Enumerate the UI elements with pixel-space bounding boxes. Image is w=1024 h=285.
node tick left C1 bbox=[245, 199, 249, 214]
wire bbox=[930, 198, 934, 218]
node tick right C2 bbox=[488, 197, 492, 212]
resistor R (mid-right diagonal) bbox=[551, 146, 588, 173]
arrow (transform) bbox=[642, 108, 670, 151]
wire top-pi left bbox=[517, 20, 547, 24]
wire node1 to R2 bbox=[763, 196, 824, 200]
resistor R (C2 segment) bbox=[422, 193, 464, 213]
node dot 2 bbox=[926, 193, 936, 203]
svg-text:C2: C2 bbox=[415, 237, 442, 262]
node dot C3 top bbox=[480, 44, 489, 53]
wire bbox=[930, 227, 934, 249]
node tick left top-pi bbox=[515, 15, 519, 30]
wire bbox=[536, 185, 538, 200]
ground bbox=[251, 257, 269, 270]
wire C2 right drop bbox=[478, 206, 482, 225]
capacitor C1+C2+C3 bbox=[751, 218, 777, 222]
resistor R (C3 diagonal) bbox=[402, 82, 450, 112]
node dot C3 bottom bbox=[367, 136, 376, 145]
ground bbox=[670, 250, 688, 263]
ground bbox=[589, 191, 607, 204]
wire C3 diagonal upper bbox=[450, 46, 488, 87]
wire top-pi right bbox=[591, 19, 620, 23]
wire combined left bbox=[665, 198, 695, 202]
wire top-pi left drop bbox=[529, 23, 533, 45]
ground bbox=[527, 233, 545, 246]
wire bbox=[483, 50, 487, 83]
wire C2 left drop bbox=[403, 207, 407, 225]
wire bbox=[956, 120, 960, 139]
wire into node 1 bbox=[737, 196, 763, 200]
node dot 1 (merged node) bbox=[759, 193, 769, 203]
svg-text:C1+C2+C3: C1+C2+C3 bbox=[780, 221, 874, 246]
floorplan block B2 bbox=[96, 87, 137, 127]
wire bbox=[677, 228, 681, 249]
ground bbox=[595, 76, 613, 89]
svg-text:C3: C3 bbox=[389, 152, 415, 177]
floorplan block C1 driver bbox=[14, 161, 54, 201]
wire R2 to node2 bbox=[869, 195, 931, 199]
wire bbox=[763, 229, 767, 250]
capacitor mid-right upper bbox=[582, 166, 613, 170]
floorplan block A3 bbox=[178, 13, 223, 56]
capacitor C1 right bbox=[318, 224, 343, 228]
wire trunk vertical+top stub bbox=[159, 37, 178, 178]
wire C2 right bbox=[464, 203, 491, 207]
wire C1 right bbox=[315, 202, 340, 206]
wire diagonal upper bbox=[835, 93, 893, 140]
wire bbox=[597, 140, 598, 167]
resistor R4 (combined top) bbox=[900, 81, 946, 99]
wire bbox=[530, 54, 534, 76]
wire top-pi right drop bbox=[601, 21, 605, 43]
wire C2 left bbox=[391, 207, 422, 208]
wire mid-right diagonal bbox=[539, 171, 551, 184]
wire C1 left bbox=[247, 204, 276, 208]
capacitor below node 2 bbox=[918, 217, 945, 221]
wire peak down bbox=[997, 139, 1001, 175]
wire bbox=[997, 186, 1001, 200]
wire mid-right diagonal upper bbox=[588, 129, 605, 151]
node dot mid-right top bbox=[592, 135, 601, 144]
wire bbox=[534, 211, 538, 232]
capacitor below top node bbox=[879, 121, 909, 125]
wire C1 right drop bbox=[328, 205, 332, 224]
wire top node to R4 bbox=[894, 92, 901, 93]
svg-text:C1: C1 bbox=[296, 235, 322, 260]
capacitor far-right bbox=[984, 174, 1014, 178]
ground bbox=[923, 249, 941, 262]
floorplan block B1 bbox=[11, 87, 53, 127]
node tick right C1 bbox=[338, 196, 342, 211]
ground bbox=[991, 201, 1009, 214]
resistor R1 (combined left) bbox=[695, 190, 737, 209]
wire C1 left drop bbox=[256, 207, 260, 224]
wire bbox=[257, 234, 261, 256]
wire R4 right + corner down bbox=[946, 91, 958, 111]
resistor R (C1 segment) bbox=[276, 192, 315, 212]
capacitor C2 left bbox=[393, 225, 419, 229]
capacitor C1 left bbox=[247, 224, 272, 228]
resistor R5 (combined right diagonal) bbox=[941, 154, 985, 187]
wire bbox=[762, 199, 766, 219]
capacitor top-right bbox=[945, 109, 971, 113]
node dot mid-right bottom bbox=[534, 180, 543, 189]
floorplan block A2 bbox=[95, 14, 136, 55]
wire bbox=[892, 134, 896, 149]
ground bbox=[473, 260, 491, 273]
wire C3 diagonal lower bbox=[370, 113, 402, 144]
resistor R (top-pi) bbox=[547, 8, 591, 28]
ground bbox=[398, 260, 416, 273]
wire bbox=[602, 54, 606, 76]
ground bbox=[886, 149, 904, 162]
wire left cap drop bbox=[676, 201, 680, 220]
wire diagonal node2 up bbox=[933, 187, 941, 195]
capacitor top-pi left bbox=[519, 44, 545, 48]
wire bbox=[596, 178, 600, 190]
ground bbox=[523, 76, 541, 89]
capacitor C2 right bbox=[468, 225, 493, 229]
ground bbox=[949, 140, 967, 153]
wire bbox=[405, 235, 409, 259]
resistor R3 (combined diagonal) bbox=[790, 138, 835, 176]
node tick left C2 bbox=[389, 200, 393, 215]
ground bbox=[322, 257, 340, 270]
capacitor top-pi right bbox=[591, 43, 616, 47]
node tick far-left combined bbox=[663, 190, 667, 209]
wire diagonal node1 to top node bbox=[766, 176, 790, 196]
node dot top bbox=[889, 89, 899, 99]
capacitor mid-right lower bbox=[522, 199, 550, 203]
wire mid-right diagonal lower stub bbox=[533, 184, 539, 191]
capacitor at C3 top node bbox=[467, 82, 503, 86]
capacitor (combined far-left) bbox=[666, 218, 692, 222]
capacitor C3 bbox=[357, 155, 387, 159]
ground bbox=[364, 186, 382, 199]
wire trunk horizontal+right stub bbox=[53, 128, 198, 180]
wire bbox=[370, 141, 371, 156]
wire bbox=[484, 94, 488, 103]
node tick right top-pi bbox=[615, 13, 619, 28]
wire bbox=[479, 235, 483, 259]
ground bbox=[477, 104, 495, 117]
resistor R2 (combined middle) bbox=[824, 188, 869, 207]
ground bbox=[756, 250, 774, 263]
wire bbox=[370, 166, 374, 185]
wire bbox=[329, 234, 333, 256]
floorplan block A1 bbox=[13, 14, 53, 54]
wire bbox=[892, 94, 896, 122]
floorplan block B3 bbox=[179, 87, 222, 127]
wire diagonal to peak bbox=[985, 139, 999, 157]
● ● ● ●
▶ **Goal**
Render every line of the items above as a JSON list of strings, one string per line, and leave out any blank lines.

▶ **Solution for this exercise**
[
  "Enumerate the UI elements with pixel-space bounding boxes. Image is w=1024 h=285.",
  "node tick left C1 bbox=[245, 199, 249, 214]",
  "wire bbox=[930, 198, 934, 218]",
  "node tick right C2 bbox=[488, 197, 492, 212]",
  "resistor R (mid-right diagonal) bbox=[551, 146, 588, 173]",
  "arrow (transform) bbox=[642, 108, 670, 151]",
  "wire top-pi left bbox=[517, 20, 547, 24]",
  "wire node1 to R2 bbox=[763, 196, 824, 200]",
  "resistor R (C2 segment) bbox=[422, 193, 464, 213]",
  "node dot 2 bbox=[926, 193, 936, 203]",
  "svg-text:C2: C2 bbox=[415, 237, 442, 262]",
  "node dot C3 top bbox=[480, 44, 489, 53]",
  "wire bbox=[930, 227, 934, 249]",
  "node tick left top-pi bbox=[515, 15, 519, 30]",
  "wire bbox=[536, 185, 538, 200]",
  "ground bbox=[251, 257, 269, 270]",
  "wire C2 right drop bbox=[478, 206, 482, 225]",
  "capacitor C1+C2+C3 bbox=[751, 218, 777, 222]",
  "resistor R (C3 diagonal) bbox=[402, 82, 450, 112]",
  "node dot C3 bottom bbox=[367, 136, 376, 145]",
  "ground bbox=[670, 250, 688, 263]",
  "ground bbox=[589, 191, 607, 204]",
  "wire C3 diagonal upper bbox=[450, 46, 488, 87]",
  "wire top-pi right bbox=[591, 19, 620, 23]",
  "wire combined left bbox=[665, 198, 695, 202]",
  "wire top-pi left drop bbox=[529, 23, 533, 45]",
  "ground bbox=[527, 233, 545, 246]",
  "wire bbox=[483, 50, 487, 83]",
  "wire C2 left drop bbox=[403, 207, 407, 225]",
  "wire bbox=[956, 120, 960, 139]",
  "wire into node 1 bbox=[737, 196, 763, 200]",
  "node dot 1 (merged node) bbox=[759, 193, 769, 203]",
  "svg-text:C1+C2+C3: C1+C2+C3 bbox=[780, 221, 874, 246]",
  "floorplan block B2 bbox=[96, 87, 137, 127]",
  "wire bbox=[677, 228, 681, 249]",
  "ground bbox=[595, 76, 613, 89]",
  "svg-text:C3: C3 bbox=[389, 152, 415, 177]",
  "floorplan block C1 driver bbox=[14, 161, 54, 201]",
  "wire R2 to node2 bbox=[869, 195, 931, 199]",
  "wire bbox=[763, 229, 767, 250]",
  "capacitor mid-right upper bbox=[582, 166, 613, 170]",
  "floorplan block A3 bbox=[178, 13, 223, 56]",
  "capacitor C1 right bbox=[318, 224, 343, 228]",
  "wire trunk vertical+top stub bbox=[159, 37, 178, 178]",
  "wire C2 right bbox=[464, 203, 491, 207]",
  "wire C1 right bbox=[315, 202, 340, 206]",
  "wire diagonal upper bbox=[835, 93, 893, 140]",
  "wire bbox=[597, 140, 598, 167]",
  "resistor R4 (combined top) bbox=[900, 81, 946, 99]",
  "wire bbox=[530, 54, 534, 76]",
  "wire top-pi right drop bbox=[601, 21, 605, 43]",
  "wire C2 left bbox=[391, 207, 422, 208]",
  "wire mid-right diagonal bbox=[539, 171, 551, 184]",
  "wire C1 left bbox=[247, 204, 276, 208]",
  "capacitor below node 2 bbox=[918, 217, 945, 221]",
  "wire peak down bbox=[997, 139, 1001, 175]",
  "wire bbox=[997, 186, 1001, 200]",
  "wire mid-right diagonal upper bbox=[588, 129, 605, 151]",
  "node dot mid-right top bbox=[592, 135, 601, 144]",
  "wire bbox=[534, 211, 538, 232]",
  "capacitor below top node bbox=[879, 121, 909, 125]",
  "wire C1 right drop bbox=[328, 205, 332, 224]",
  "wire top node to R4 bbox=[894, 92, 901, 93]",
  "svg-text:C1: C1 bbox=[296, 235, 322, 260]",
  "capacitor far-right bbox=[984, 174, 1014, 178]",
  "ground bbox=[923, 249, 941, 262]",
  "floorplan block B1 bbox=[11, 87, 53, 127]",
  "node tick right C1 bbox=[338, 196, 342, 211]",
  "ground bbox=[991, 201, 1009, 214]",
  "resistor R1 (combined left) bbox=[695, 190, 737, 209]",
  "wire C1 left drop bbox=[256, 207, 260, 224]",
  "wire bbox=[257, 234, 261, 256]",
  "wire R4 right + corner down bbox=[946, 91, 958, 111]",
  "resistor R (C1 segment) bbox=[276, 192, 315, 212]",
  "capacitor C2 left bbox=[393, 225, 419, 229]",
  "capacitor C1 left bbox=[247, 224, 272, 228]",
  "resistor R5 (combined right diagonal) bbox=[941, 154, 985, 187]",
  "wire bbox=[762, 199, 766, 219]",
  "capacitor top-right bbox=[945, 109, 971, 113]",
  "node dot mid-right bottom bbox=[534, 180, 543, 189]",
  "floorplan block A2 bbox=[95, 14, 136, 55]",
  "wire bbox=[892, 134, 896, 149]",
  "ground bbox=[473, 260, 491, 273]",
  "wire C3 diagonal lower bbox=[370, 113, 402, 144]",
  "resistor R (top-pi) bbox=[547, 8, 591, 28]",
  "ground bbox=[398, 260, 416, 273]",
  "wire bbox=[602, 54, 606, 76]",
  "ground bbox=[886, 149, 904, 162]",
  "wire left cap drop bbox=[676, 201, 680, 220]",
  "wire diagonal node2 up bbox=[933, 187, 941, 195]",
  "capacitor top-pi left bbox=[519, 44, 545, 48]",
  "wire bbox=[596, 178, 600, 190]",
  "ground bbox=[523, 76, 541, 89]",
  "capacitor C2 right bbox=[468, 225, 493, 229]",
  "ground bbox=[949, 140, 967, 153]",
  "wire bbox=[405, 235, 409, 259]",
  "resistor R3 (combined diagonal) bbox=[790, 138, 835, 176]",
  "node tick left C2 bbox=[389, 200, 393, 215]",
  "ground bbox=[322, 257, 340, 270]",
  "capacitor top-pi right bbox=[591, 43, 616, 47]",
  "node tick far-left combined bbox=[663, 190, 667, 209]",
  "wire diagonal node1 to top node bbox=[766, 176, 790, 196]",
  "node dot top bbox=[889, 89, 899, 99]",
  "capacitor mid-right lower bbox=[522, 199, 550, 203]",
  "wire mid-right diagonal lower stub bbox=[533, 184, 539, 191]",
  "capacitor at C3 top node bbox=[467, 82, 503, 86]",
  "capacitor (combined far-left) bbox=[666, 218, 692, 222]",
  "capacitor C3 bbox=[357, 155, 387, 159]",
  "ground bbox=[364, 186, 382, 199]",
  "wire trunk horizontal+right stub bbox=[53, 128, 198, 180]",
  "wire bbox=[370, 141, 371, 156]",
  "wire bbox=[484, 94, 488, 103]",
  "node tick right top-pi bbox=[615, 13, 619, 28]",
  "wire bbox=[479, 235, 483, 259]",
  "ground bbox=[477, 104, 495, 117]",
  "resistor R2 (combined middle) bbox=[824, 188, 869, 207]",
  "ground bbox=[756, 250, 774, 263]",
  "wire bbox=[370, 166, 374, 185]",
  "wire bbox=[329, 234, 333, 256]",
  "floorplan block A1 bbox=[13, 14, 53, 54]",
  "wire bbox=[892, 94, 896, 122]",
  "floorplan block B3 bbox=[179, 87, 222, 127]",
  "wire diagonal to peak bbox=[985, 139, 999, 157]"
]